* [The request]
Print out each record below, unaltered and complete, without its images.

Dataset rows

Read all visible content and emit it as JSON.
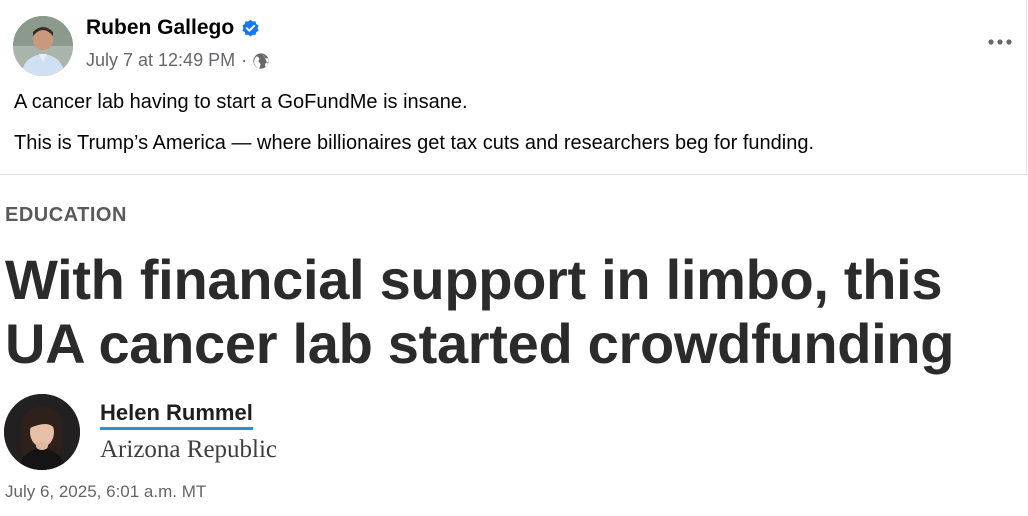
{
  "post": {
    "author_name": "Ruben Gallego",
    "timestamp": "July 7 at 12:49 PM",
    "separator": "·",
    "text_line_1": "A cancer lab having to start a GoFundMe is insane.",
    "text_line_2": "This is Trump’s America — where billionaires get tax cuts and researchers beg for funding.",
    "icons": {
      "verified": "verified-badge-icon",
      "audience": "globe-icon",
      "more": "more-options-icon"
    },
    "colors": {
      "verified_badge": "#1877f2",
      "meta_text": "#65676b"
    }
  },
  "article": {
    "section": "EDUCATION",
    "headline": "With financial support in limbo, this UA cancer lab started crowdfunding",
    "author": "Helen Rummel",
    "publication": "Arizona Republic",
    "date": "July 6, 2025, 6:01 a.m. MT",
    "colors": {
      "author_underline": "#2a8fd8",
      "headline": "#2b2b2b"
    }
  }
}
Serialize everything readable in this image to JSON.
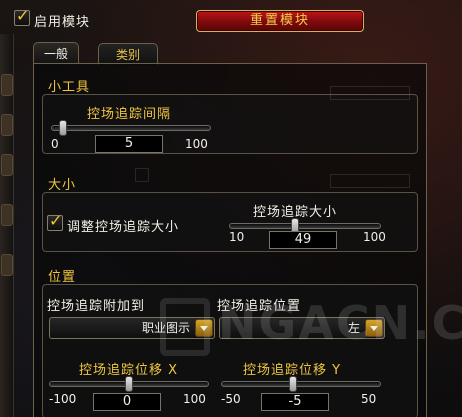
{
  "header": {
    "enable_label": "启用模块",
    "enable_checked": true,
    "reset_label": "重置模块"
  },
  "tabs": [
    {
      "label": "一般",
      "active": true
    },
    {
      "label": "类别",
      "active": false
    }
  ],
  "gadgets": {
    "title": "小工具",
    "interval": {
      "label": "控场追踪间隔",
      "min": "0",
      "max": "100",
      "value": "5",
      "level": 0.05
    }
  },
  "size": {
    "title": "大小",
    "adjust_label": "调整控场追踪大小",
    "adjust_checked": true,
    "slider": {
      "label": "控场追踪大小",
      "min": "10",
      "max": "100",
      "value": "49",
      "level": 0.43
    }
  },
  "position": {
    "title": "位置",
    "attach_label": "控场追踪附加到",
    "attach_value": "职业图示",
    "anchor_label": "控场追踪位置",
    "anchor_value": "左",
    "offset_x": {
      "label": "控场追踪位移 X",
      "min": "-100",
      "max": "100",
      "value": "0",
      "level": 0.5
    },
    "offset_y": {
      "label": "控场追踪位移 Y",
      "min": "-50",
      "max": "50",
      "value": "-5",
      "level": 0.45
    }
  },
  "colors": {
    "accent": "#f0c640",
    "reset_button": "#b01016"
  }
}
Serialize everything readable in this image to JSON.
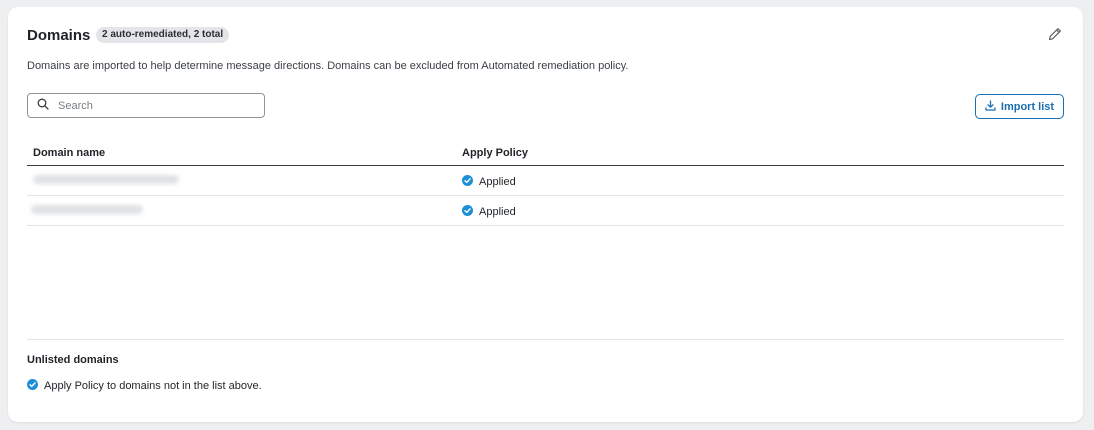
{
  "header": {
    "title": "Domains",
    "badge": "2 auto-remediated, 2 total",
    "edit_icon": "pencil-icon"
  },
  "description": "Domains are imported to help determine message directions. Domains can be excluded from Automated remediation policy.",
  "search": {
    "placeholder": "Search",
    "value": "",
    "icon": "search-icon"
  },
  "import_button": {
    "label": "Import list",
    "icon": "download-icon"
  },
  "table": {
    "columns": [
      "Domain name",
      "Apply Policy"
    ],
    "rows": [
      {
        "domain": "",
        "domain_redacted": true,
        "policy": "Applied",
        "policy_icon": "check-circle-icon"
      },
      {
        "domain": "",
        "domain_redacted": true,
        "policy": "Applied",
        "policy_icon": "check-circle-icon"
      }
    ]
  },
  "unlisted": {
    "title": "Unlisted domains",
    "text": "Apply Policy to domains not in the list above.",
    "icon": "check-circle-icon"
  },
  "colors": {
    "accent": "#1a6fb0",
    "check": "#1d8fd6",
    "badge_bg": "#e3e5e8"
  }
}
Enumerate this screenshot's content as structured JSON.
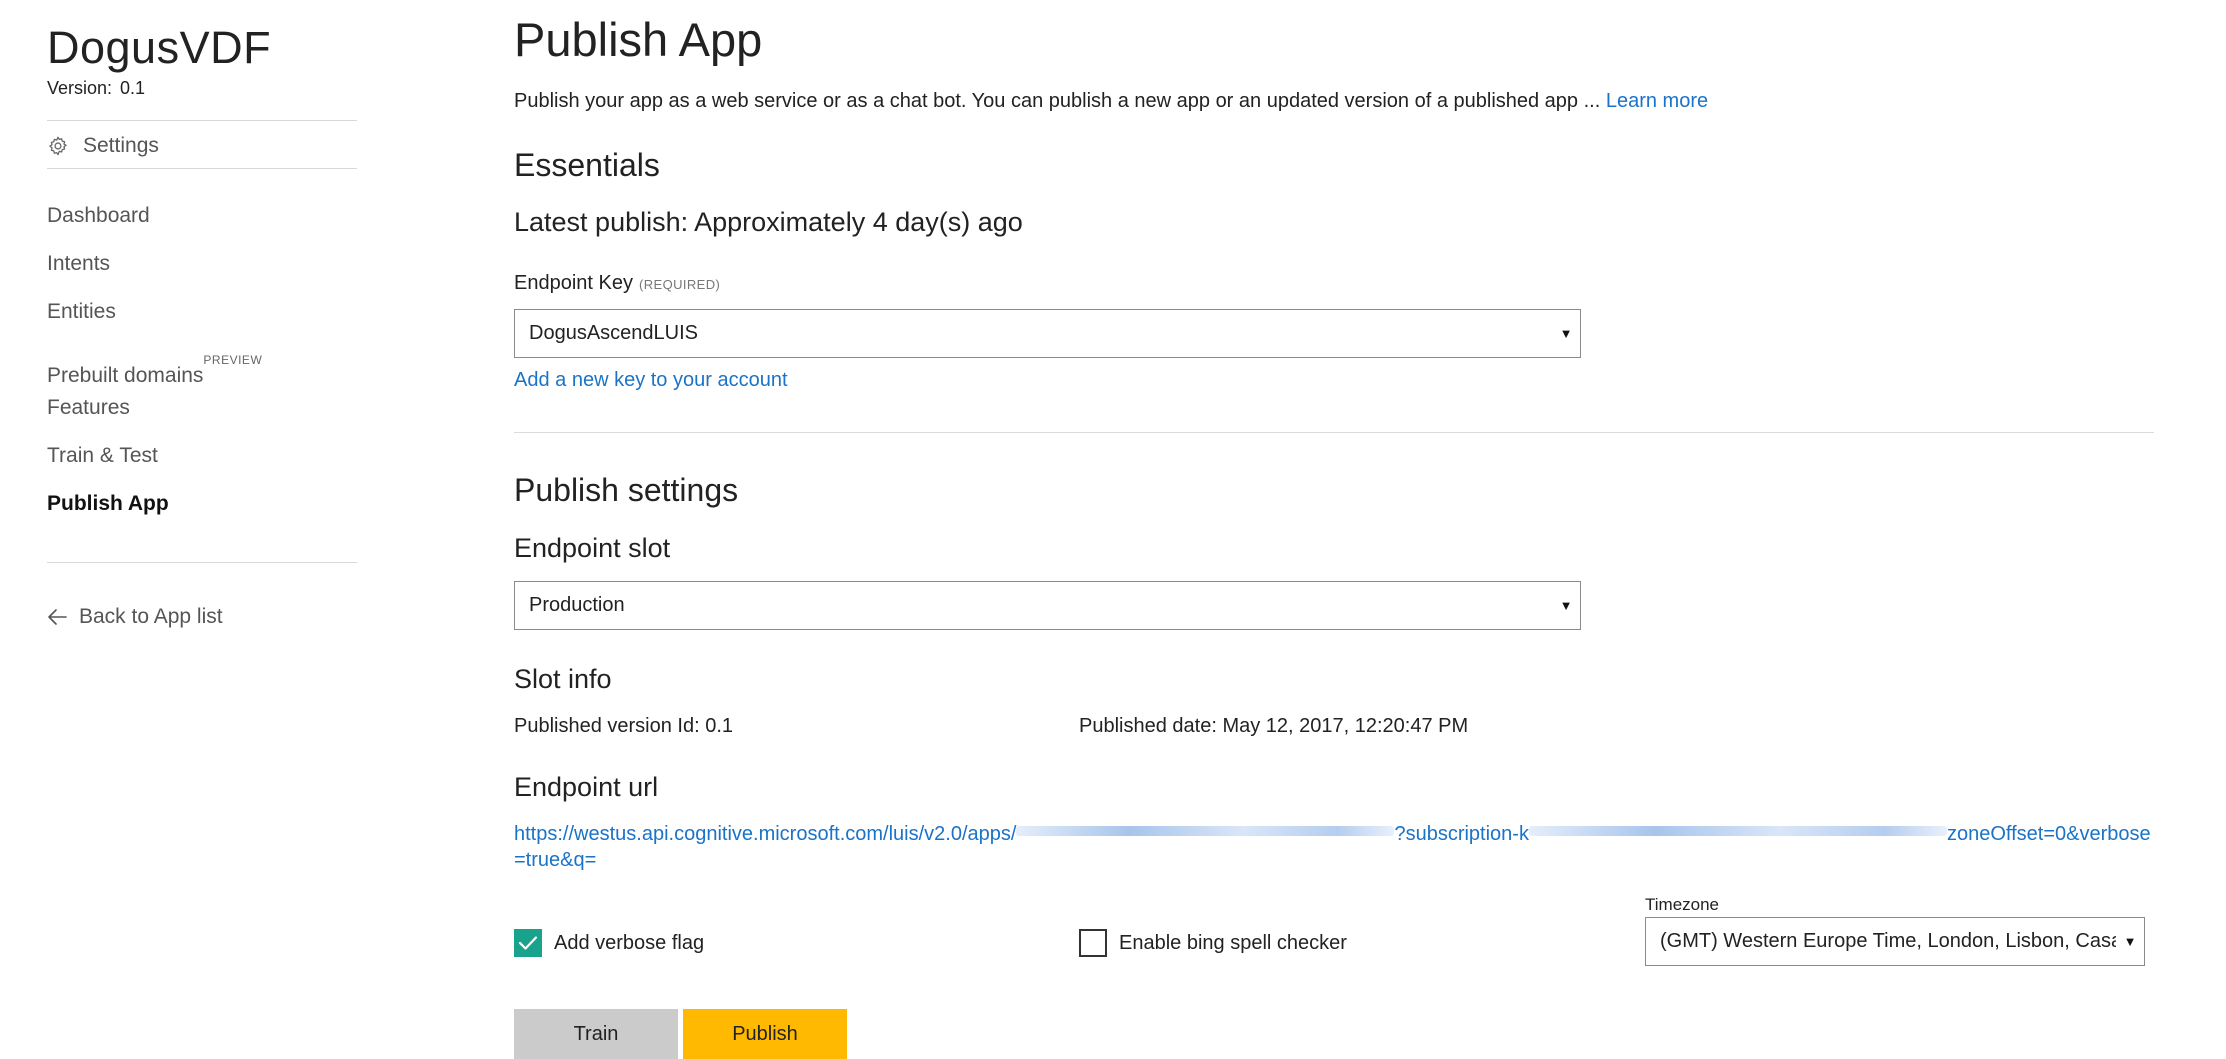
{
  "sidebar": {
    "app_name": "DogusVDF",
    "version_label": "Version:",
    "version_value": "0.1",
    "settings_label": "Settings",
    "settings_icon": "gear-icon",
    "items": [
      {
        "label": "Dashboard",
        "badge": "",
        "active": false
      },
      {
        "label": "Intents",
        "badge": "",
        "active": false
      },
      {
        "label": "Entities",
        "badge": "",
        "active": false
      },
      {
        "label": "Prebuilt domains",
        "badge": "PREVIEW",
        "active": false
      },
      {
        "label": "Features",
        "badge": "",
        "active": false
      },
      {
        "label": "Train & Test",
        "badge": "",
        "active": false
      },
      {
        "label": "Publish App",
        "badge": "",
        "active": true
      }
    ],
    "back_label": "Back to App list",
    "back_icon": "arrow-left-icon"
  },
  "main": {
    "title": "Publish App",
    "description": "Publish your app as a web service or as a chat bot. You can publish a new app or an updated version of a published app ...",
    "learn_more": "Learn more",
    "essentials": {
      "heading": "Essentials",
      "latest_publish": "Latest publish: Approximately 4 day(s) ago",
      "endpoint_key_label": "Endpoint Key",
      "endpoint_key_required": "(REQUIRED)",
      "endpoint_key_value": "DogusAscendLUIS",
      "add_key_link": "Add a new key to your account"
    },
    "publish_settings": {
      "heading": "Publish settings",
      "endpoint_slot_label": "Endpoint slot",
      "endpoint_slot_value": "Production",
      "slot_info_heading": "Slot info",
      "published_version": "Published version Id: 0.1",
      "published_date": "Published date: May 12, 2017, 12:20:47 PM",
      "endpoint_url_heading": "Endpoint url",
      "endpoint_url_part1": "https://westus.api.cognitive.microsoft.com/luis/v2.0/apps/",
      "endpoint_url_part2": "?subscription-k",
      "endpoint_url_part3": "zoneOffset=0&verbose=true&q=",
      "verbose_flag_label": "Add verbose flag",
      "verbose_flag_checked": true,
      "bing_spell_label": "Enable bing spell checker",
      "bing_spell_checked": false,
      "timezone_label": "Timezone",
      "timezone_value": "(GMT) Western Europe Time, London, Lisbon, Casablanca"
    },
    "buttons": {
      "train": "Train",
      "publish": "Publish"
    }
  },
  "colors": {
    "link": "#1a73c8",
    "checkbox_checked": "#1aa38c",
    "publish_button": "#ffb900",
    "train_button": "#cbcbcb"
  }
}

* [Exercise result]
Read all visible content and emit it as JSON.
{
  "post": {
    "author_name": "Ruben Gallego",
    "timestamp": "July 7 at 12:49 PM",
    "separator": "·",
    "text_line_1": "A cancer lab having to start a GoFundMe is insane.",
    "text_line_2": "This is Trump’s America — where billionaires get tax cuts and researchers beg for funding.",
    "icons": {
      "verified": "verified-badge-icon",
      "audience": "globe-icon",
      "more": "more-options-icon"
    },
    "colors": {
      "verified_badge": "#1877f2",
      "meta_text": "#65676b"
    }
  },
  "article": {
    "section": "EDUCATION",
    "headline": "With financial support in limbo, this UA cancer lab started crowdfunding",
    "author": "Helen Rummel",
    "publication": "Arizona Republic",
    "date": "July 6, 2025, 6:01 a.m. MT",
    "colors": {
      "author_underline": "#2a8fd8",
      "headline": "#2b2b2b"
    }
  }
}
Serialize everything readable in this image to JSON.
{
  "header": {
    "enable_label": "启用模块",
    "enable_checked": true,
    "reset_label": "重置模块"
  },
  "tabs": [
    {
      "label": "一般",
      "active": true
    },
    {
      "label": "类别",
      "active": false
    }
  ],
  "gadgets": {
    "title": "小工具",
    "interval": {
      "label": "控场追踪间隔",
      "min": "0",
      "max": "100",
      "value": "5",
      "level": 0.05
    }
  },
  "size": {
    "title": "大小",
    "adjust_label": "调整控场追踪大小",
    "adjust_checked": true,
    "slider": {
      "label": "控场追踪大小",
      "min": "10",
      "max": "100",
      "value": "49",
      "level": 0.43
    }
  },
  "position": {
    "title": "位置",
    "attach_label": "控场追踪附加到",
    "attach_value": "职业图示",
    "anchor_label": "控场追踪位置",
    "anchor_value": "左",
    "offset_x": {
      "label": "控场追踪位移 X",
      "min": "-100",
      "max": "100",
      "value": "0",
      "level": 0.5
    },
    "offset_y": {
      "label": "控场追踪位移 Y",
      "min": "-50",
      "max": "50",
      "value": "-5",
      "level": 0.45
    }
  },
  "colors": {
    "accent": "#f0c640",
    "reset_button": "#b01016"
  }
}
Serialize everything readable in this image to JSON.
{
  "header": {
    "title": "Domains",
    "badge": "2 auto-remediated, 2 total",
    "edit_icon": "pencil-icon"
  },
  "description": "Domains are imported to help determine message directions. Domains can be excluded from Automated remediation policy.",
  "search": {
    "placeholder": "Search",
    "value": "",
    "icon": "search-icon"
  },
  "import_button": {
    "label": "Import list",
    "icon": "download-icon"
  },
  "table": {
    "columns": [
      "Domain name",
      "Apply Policy"
    ],
    "rows": [
      {
        "domain": "",
        "domain_redacted": true,
        "policy": "Applied",
        "policy_icon": "check-circle-icon"
      },
      {
        "domain": "",
        "domain_redacted": true,
        "policy": "Applied",
        "policy_icon": "check-circle-icon"
      }
    ]
  },
  "unlisted": {
    "title": "Unlisted domains",
    "text": "Apply Policy to domains not in the list above.",
    "icon": "check-circle-icon"
  },
  "colors": {
    "accent": "#1a6fb0",
    "check": "#1d8fd6",
    "badge_bg": "#e3e5e8"
  }
}
Enumerate this screenshot's content as structured JSON.
{
  "sidebar": {
    "app_name": "DogusVDF",
    "version_label": "Version:",
    "version_value": "0.1",
    "settings_label": "Settings",
    "settings_icon": "gear-icon",
    "items": [
      {
        "label": "Dashboard",
        "badge": "",
        "active": false
      },
      {
        "label": "Intents",
        "badge": "",
        "active": false
      },
      {
        "label": "Entities",
        "badge": "",
        "active": false
      },
      {
        "label": "Prebuilt domains",
        "badge": "PREVIEW",
        "active": false
      },
      {
        "label": "Features",
        "badge": "",
        "active": false
      },
      {
        "label": "Train & Test",
        "badge": "",
        "active": false
      },
      {
        "label": "Publish App",
        "badge": "",
        "active": true
      }
    ],
    "back_label": "Back to App list",
    "back_icon": "arrow-left-icon"
  },
  "main": {
    "title": "Publish App",
    "description": "Publish your app as a web service or as a chat bot. You can publish a new app or an updated version of a published app ...",
    "learn_more": "Learn more",
    "essentials": {
      "heading": "Essentials",
      "latest_publish": "Latest publish: Approximately 4 day(s) ago",
      "endpoint_key_label": "Endpoint Key",
      "endpoint_key_required": "(REQUIRED)",
      "endpoint_key_value": "DogusAscendLUIS",
      "add_key_link": "Add a new key to your account"
    },
    "publish_settings": {
      "heading": "Publish settings",
      "endpoint_slot_label": "Endpoint slot",
      "endpoint_slot_value": "Production",
      "slot_info_heading": "Slot info",
      "published_version": "Published version Id: 0.1",
      "published_date": "Published date: May 12, 2017, 12:20:47 PM",
      "endpoint_url_heading": "Endpoint url",
      "endpoint_url_part1": "https://westus.api.cognitive.microsoft.com/luis/v2.0/apps/",
      "endpoint_url_part2": "?subscription-k",
      "endpoint_url_part3": "zoneOffset=0&verbose=true&q=",
      "verbose_flag_label": "Add verbose flag",
      "verbose_flag_checked": true,
      "bing_spell_label": "Enable bing spell checker",
      "bing_spell_checked": false,
      "timezone_label": "Timezone",
      "timezone_value": "(GMT) Western Europe Time, London, Lisbon, Casablanca"
    },
    "buttons": {
      "train": "Train",
      "publish": "Publish"
    }
  },
  "colors": {
    "link": "#1a73c8",
    "checkbox_checked": "#1aa38c",
    "publish_button": "#ffb900",
    "train_button": "#cbcbcb"
  }
}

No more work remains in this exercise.